YOUR INSTRUCTIONS ▸ Copy every entry precisely.

RECORDS FOR THE TASK ▸
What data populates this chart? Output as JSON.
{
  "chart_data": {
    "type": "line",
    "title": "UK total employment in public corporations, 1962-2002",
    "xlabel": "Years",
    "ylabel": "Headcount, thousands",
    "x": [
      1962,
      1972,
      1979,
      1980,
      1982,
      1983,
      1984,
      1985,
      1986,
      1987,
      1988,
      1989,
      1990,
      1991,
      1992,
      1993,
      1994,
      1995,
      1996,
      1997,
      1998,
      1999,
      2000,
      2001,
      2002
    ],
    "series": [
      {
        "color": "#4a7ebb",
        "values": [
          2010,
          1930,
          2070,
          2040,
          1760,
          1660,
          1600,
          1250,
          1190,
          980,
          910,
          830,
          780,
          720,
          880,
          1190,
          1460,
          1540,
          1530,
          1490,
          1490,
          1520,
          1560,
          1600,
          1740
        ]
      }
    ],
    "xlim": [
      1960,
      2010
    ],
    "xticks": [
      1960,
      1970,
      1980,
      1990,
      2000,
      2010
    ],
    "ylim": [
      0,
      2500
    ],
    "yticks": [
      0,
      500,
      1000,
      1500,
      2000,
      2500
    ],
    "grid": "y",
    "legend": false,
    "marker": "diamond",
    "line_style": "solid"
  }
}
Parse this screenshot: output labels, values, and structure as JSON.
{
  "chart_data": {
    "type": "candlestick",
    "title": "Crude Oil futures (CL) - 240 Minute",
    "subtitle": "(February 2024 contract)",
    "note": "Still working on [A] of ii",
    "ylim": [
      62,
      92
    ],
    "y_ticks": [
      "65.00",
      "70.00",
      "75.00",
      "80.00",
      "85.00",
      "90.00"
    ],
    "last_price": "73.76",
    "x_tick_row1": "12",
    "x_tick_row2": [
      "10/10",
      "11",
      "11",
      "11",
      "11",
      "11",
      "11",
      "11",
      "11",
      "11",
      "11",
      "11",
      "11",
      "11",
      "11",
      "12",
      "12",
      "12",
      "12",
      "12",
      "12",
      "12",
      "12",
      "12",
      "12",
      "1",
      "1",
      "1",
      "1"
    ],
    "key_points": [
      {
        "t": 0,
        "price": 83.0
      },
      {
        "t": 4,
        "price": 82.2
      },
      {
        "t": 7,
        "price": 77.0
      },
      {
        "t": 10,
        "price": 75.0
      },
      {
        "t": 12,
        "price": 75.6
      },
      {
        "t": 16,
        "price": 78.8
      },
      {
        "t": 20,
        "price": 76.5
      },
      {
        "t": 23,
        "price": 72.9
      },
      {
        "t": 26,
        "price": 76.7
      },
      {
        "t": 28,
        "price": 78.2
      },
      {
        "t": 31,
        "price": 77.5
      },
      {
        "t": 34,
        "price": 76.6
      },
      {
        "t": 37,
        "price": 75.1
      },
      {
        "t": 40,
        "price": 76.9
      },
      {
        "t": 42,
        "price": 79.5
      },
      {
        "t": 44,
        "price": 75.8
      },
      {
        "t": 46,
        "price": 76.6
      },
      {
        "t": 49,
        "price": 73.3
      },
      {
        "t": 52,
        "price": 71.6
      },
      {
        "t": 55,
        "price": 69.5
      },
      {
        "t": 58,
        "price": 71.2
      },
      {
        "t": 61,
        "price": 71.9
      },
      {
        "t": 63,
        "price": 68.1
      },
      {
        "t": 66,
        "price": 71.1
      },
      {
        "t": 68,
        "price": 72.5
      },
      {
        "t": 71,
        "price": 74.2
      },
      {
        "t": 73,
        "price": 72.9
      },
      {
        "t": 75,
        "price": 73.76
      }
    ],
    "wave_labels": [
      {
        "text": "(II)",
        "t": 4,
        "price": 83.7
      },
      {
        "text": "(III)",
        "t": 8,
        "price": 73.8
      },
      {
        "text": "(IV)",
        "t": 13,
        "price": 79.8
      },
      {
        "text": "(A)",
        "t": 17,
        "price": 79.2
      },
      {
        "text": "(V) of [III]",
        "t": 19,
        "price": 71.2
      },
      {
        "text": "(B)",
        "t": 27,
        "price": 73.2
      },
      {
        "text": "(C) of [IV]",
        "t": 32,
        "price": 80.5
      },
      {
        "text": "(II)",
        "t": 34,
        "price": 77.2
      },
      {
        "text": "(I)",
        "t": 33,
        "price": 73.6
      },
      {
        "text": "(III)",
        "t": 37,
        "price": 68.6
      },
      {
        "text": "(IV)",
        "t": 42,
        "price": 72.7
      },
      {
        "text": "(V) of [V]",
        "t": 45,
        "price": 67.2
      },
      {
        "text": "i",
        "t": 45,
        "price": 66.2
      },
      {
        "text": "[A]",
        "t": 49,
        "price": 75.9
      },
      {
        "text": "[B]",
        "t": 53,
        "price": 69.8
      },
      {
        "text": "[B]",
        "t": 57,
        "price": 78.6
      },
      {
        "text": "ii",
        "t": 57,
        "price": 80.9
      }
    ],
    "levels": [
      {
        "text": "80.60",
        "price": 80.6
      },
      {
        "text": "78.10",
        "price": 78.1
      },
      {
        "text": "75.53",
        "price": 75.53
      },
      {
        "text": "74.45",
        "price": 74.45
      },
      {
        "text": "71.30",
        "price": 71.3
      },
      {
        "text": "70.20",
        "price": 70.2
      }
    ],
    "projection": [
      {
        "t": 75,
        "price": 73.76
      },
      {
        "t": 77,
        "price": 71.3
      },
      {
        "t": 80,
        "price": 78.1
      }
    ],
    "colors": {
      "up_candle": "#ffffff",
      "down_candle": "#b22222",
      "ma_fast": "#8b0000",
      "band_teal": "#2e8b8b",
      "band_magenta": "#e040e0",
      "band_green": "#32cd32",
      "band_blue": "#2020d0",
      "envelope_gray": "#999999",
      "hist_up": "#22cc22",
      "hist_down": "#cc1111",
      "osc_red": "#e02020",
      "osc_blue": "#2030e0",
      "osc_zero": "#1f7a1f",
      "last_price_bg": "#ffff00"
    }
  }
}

EXPECTED OUTPUT ▸
What data populates this chart? Output as JSON.
{
  "chart_data": {
    "type": "line",
    "title": "UK total employment in public corporations, 1962-2002",
    "xlabel": "Years",
    "ylabel": "Headcount, thousands",
    "x": [
      1962,
      1972,
      1979,
      1980,
      1982,
      1983,
      1984,
      1985,
      1986,
      1987,
      1988,
      1989,
      1990,
      1991,
      1992,
      1993,
      1994,
      1995,
      1996,
      1997,
      1998,
      1999,
      2000,
      2001,
      2002
    ],
    "series": [
      {
        "color": "#4a7ebb",
        "values": [
          2010,
          1930,
          2070,
          2040,
          1760,
          1660,
          1600,
          1250,
          1190,
          980,
          910,
          830,
          780,
          720,
          880,
          1190,
          1460,
          1540,
          1530,
          1490,
          1490,
          1520,
          1560,
          1600,
          1740
        ]
      }
    ],
    "xlim": [
      1960,
      2010
    ],
    "xticks": [
      1960,
      1970,
      1980,
      1990,
      2000,
      2010
    ],
    "ylim": [
      0,
      2500
    ],
    "yticks": [
      0,
      500,
      1000,
      1500,
      2000,
      2500
    ],
    "grid": "y",
    "legend": false,
    "marker": "diamond",
    "line_style": "solid"
  }
}
Parse this screenshot: output labels, values, and structure as JSON.
{
  "chart_data": {
    "type": "candlestick",
    "title": "Crude Oil futures (CL) - 240 Minute",
    "subtitle": "(February 2024 contract)",
    "note": "Still working on [A] of ii",
    "ylim": [
      62,
      92
    ],
    "y_ticks": [
      "65.00",
      "70.00",
      "75.00",
      "80.00",
      "85.00",
      "90.00"
    ],
    "last_price": "73.76",
    "x_tick_row1": "12",
    "x_tick_row2": [
      "10/10",
      "11",
      "11",
      "11",
      "11",
      "11",
      "11",
      "11",
      "11",
      "11",
      "11",
      "11",
      "11",
      "11",
      "11",
      "12",
      "12",
      "12",
      "12",
      "12",
      "12",
      "12",
      "12",
      "12",
      "12",
      "1",
      "1",
      "1",
      "1"
    ],
    "key_points": [
      {
        "t": 0,
        "price": 83.0
      },
      {
        "t": 4,
        "price": 82.2
      },
      {
        "t": 7,
        "price": 77.0
      },
      {
        "t": 10,
        "price": 75.0
      },
      {
        "t": 12,
        "price": 75.6
      },
      {
        "t": 16,
        "price": 78.8
      },
      {
        "t": 20,
        "price": 76.5
      },
      {
        "t": 23,
        "price": 72.9
      },
      {
        "t": 26,
        "price": 76.7
      },
      {
        "t": 28,
        "price": 78.2
      },
      {
        "t": 31,
        "price": 77.5
      },
      {
        "t": 34,
        "price": 76.6
      },
      {
        "t": 37,
        "price": 75.1
      },
      {
        "t": 40,
        "price": 76.9
      },
      {
        "t": 42,
        "price": 79.5
      },
      {
        "t": 44,
        "price": 75.8
      },
      {
        "t": 46,
        "price": 76.6
      },
      {
        "t": 49,
        "price": 73.3
      },
      {
        "t": 52,
        "price": 71.6
      },
      {
        "t": 55,
        "price": 69.5
      },
      {
        "t": 58,
        "price": 71.2
      },
      {
        "t": 61,
        "price": 71.9
      },
      {
        "t": 63,
        "price": 68.1
      },
      {
        "t": 66,
        "price": 71.1
      },
      {
        "t": 68,
        "price": 72.5
      },
      {
        "t": 71,
        "price": 74.2
      },
      {
        "t": 73,
        "price": 72.9
      },
      {
        "t": 75,
        "price": 73.76
      }
    ],
    "wave_labels": [
      {
        "text": "(II)",
        "t": 4,
        "price": 83.7
      },
      {
        "text": "(III)",
        "t": 8,
        "price": 73.8
      },
      {
        "text": "(IV)",
        "t": 13,
        "price": 79.8
      },
      {
        "text": "(A)",
        "t": 17,
        "price": 79.2
      },
      {
        "text": "(V) of [III]",
        "t": 19,
        "price": 71.2
      },
      {
        "text": "(B)",
        "t": 27,
        "price": 73.2
      },
      {
        "text": "(C) of [IV]",
        "t": 32,
        "price": 80.5
      },
      {
        "text": "(II)",
        "t": 34,
        "price": 77.2
      },
      {
        "text": "(I)",
        "t": 33,
        "price": 73.6
      },
      {
        "text": "(III)",
        "t": 37,
        "price": 68.6
      },
      {
        "text": "(IV)",
        "t": 42,
        "price": 72.7
      },
      {
        "text": "(V) of [V]",
        "t": 45,
        "price": 67.2
      },
      {
        "text": "i",
        "t": 45,
        "price": 66.2
      },
      {
        "text": "[A]",
        "t": 49,
        "price": 75.9
      },
      {
        "text": "[B]",
        "t": 53,
        "price": 69.8
      },
      {
        "text": "[B]",
        "t": 57,
        "price": 78.6
      },
      {
        "text": "ii",
        "t": 57,
        "price": 80.9
      }
    ],
    "levels": [
      {
        "text": "80.60",
        "price": 80.6
      },
      {
        "text": "78.10",
        "price": 78.1
      },
      {
        "text": "75.53",
        "price": 75.53
      },
      {
        "text": "74.45",
        "price": 74.45
      },
      {
        "text": "71.30",
        "price": 71.3
      },
      {
        "text": "70.20",
        "price": 70.2
      }
    ],
    "projection": [
      {
        "t": 75,
        "price": 73.76
      },
      {
        "t": 77,
        "price": 71.3
      },
      {
        "t": 80,
        "price": 78.1
      }
    ],
    "colors": {
      "up_candle": "#ffffff",
      "down_candle": "#b22222",
      "ma_fast": "#8b0000",
      "band_teal": "#2e8b8b",
      "band_magenta": "#e040e0",
      "band_green": "#32cd32",
      "band_blue": "#2020d0",
      "envelope_gray": "#999999",
      "hist_up": "#22cc22",
      "hist_down": "#cc1111",
      "osc_red": "#e02020",
      "osc_blue": "#2030e0",
      "osc_zero": "#1f7a1f",
      "last_price_bg": "#ffff00"
    }
  }
}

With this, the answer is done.